--- BEGIN ---

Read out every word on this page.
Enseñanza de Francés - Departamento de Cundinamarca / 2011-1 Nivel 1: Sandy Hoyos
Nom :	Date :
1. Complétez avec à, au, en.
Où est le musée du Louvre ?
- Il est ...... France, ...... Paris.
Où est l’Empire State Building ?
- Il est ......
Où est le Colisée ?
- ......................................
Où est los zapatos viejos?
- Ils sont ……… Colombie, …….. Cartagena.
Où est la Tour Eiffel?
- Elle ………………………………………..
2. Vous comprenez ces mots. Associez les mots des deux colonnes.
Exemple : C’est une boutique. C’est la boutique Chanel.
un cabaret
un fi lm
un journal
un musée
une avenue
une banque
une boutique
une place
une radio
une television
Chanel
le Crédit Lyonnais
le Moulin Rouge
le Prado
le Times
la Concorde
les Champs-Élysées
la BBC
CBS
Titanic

--- END ---

SET TASK → Reproduce all of the material above word for word.

WRITTEN ANSWER →
Read out every word on this page.
Enseñanza de Francés - Departamento de Cundinamarca / 2011-1 Nivel 1: Sandy Hoyos
Nom :	Date :
1. Complétez avec à, au, en.
Où est le musée du Louvre ?
- Il est ...... France, ...... Paris.
Où est l’Empire State Building ?
- Il est ......
Où est le Colisée ?
- ......................................
Où est los zapatos viejos?
- Ils sont ……… Colombie, …….. Cartagena.
Où est la Tour Eiffel?
- Elle ………………………………………..
2. Vous comprenez ces mots. Associez les mots des deux colonnes.
Exemple : C’est une boutique. C’est la boutique Chanel.
un cabaret
un fi lm
un journal
un musée
une avenue
une banque
une boutique
une place
une radio
une television
Chanel
le Crédit Lyonnais
le Moulin Rouge
le Prado
le Times
la Concorde
les Champs-Élysées
la BBC
CBS
Titanic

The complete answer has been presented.